SOURCE PASSAGE —
# Chapter 33: Shutil and Tempfile

This notebook covers Python's `shutil` module for high-level file and directory operations and the `tempfile` module for creating temporary files and directories. Together they provide the tools needed for safe, portable file management.

## Key Concepts
- **`shutil.copy()`** / **`shutil.copy2()`**: Copy files (with or without metadata)
- **`shutil.copytree()`**: Recursively copy entire directory trees
- **`shutil.move()`**: Move or rename files and directories
- **`shutil.rmtree()`**: Recursively delete a directory tree
- **`shutil.disk_usage()`**: Query disk space (total, used, free)
- **`tempfile.NamedTemporaryFile`**: Create a temporary file with a name on disk
- **`tempfile.TemporaryDirectory`**: Create a temporary directory that auto-cleans

## Section 1: Copying Files with `shutil.copy()`

`shutil.copy(src, dst)` copies a file's content and permissions. `shutil.copy2()` additionally preserves metadata (timestamps). Both return the path to the destination.

In [None]:
import os
import shutil
import tempfile

with tempfile.TemporaryDirectory() as tmpdir:
    # Create a source file
    src: str = os.path.join(tmpdir, "source.txt")
    with open(src, "w") as f:
        f.write("hello")

    # Copy to a new file
    dst: str = os.path.join(tmpdir, "dest.txt")
    result: str = shutil.copy(src, dst)

    print(f"Source:      {os.path.basename(src)}")
    print(f"Destination: {os.path.basename(result)}")

    # Verify contents match
    with open(dst) as f:
        content: str = f.read()
    print(f"Content:     {content!r}")
    print(f"Files match: {content == 'hello'}")

In [None]:
import os
import shutil
import tempfile
import time

with tempfile.TemporaryDirectory() as tmpdir:
    src: str = os.path.join(tmpdir, "original.txt")
    with open(src, "w") as f:
        f.write("metadata test")

    # Small delay so timestamps differ if not preserved
    time.sleep(0.1)

    # copy() does NOT preserve modification time
    dst_copy: str = os.path.join(tmpdir, "via_copy.txt")
    shutil.copy(src, dst_copy)

    # copy2() DOES preserve modification time
    dst_copy2: str = os.path.join(tmpdir, "via_copy2.txt")
    shutil.copy2(src, dst_copy2)

    src_mtime: float = os.path.getmtime(src)
    copy_mtime: float = os.path.getmtime(dst_copy)
    copy2_mtime: float = os.path.getmtime(dst_copy2)

    print(f"Source mtime:      {src_mtime:.4f}")
    print(f"copy() mtime:      {copy_mtime:.4f}")
    print(f"copy2() mtime:     {copy2_mtime:.4f}")
    print(f"\ncopy2 preserved:   {abs(src_mtime - copy2_mtime) < 0.01}")

WORK TO COMPLETE —
A. Answer these from the shutil and tempfile notebook:
(i) What three figures does `shutil.disk_usage()` report?
(ii) What does `shutil.copy2()` preserve that `shutil.copy()` does not?
(iii) What string does the first code block write to its source file?
B. Repeat a part of the shutil and tempfile notebook word for word, starting with "# Small delay" and going on through "float = os.path.getmtime(dst_copy2)".

GIVEN ENTRIES —
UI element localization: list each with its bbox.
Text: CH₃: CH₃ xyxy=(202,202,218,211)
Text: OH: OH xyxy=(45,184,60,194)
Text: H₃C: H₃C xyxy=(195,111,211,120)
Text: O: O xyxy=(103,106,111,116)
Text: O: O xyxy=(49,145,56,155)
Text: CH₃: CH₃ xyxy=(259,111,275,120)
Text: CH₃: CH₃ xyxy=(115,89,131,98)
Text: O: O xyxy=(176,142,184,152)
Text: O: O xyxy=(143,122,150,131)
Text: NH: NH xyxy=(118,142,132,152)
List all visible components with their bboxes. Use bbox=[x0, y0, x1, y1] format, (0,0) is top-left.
* * *
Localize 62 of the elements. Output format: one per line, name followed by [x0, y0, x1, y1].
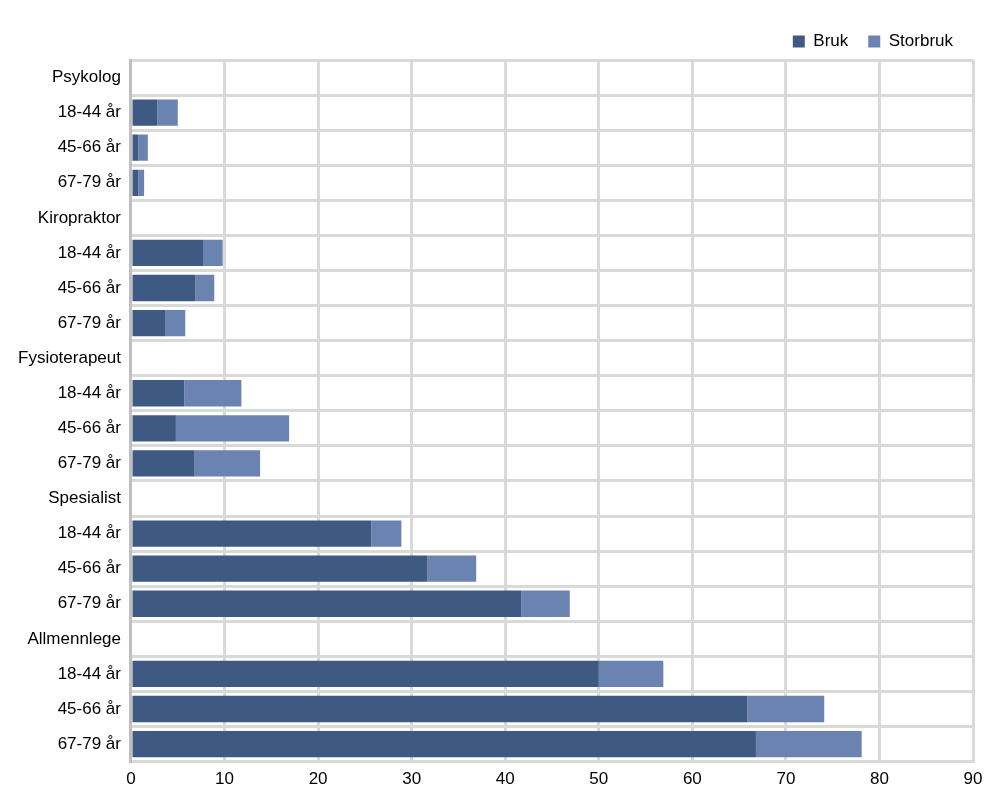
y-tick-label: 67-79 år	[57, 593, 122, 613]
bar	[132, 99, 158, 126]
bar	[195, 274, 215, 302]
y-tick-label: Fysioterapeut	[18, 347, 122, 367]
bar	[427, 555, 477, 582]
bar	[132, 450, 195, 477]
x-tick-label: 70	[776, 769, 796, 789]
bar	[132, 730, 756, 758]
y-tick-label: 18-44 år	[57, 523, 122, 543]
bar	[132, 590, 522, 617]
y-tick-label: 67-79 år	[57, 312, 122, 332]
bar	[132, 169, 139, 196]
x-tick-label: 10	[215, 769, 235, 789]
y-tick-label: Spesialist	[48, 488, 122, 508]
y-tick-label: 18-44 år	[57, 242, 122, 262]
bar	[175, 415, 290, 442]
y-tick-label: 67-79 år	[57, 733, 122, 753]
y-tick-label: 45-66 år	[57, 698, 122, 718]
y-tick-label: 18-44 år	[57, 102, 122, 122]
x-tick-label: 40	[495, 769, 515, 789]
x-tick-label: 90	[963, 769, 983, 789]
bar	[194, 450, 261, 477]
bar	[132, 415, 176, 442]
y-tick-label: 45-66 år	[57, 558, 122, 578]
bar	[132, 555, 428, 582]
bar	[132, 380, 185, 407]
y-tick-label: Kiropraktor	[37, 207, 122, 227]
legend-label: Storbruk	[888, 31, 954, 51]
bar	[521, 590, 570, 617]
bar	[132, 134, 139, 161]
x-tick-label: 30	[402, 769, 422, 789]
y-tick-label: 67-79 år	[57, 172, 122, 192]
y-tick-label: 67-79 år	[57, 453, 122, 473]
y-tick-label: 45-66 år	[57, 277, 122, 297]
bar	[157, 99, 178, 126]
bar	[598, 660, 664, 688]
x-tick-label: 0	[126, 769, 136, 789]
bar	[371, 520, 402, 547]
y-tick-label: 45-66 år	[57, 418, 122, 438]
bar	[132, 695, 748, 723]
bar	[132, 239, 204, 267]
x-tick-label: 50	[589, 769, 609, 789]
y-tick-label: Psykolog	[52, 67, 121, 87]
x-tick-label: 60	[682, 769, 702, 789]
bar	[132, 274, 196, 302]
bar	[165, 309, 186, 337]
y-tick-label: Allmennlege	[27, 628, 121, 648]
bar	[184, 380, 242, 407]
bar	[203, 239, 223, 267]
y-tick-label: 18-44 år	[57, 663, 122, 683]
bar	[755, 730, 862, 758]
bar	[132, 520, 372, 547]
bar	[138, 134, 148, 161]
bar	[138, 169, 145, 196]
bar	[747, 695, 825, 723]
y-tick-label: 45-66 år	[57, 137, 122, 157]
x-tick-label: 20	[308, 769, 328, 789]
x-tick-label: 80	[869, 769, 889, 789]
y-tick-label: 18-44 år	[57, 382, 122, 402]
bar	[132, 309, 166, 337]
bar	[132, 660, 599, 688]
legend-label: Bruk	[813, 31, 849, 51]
---
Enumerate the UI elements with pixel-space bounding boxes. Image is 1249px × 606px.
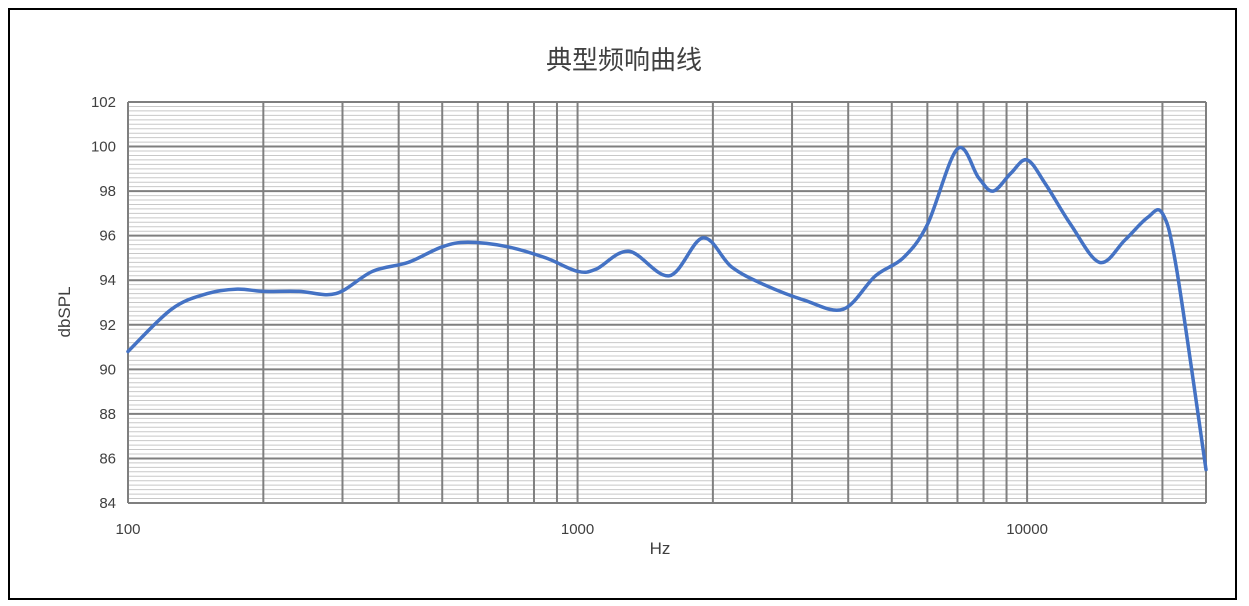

OUTPUTS IN ORDER —
A.
(i) Total, used, and free disk space.
(ii) Metadata (timestamps).
(iii) "hello"

B.
# Small delay so timestamps differ if not preserved
    time.sleep(0.1)

    # copy() does NOT preserve modification time
    dst_copy: str = os.path.join(tmpdir, "via_copy.txt")
    shutil.copy(src, dst_copy)

    # copy2() DOES preserve modification time
    dst_copy2: str = os.path.join(tmpdir, "via_copy2.txt")
    shutil.copy2(src, dst_copy2)

    src_mtime: float = os.path.getmtime(src)
    copy_mtime: float = os.path.getmtime(dst_copy)
    copy2_mtime: float = os.path.getmtime(dst_copy2)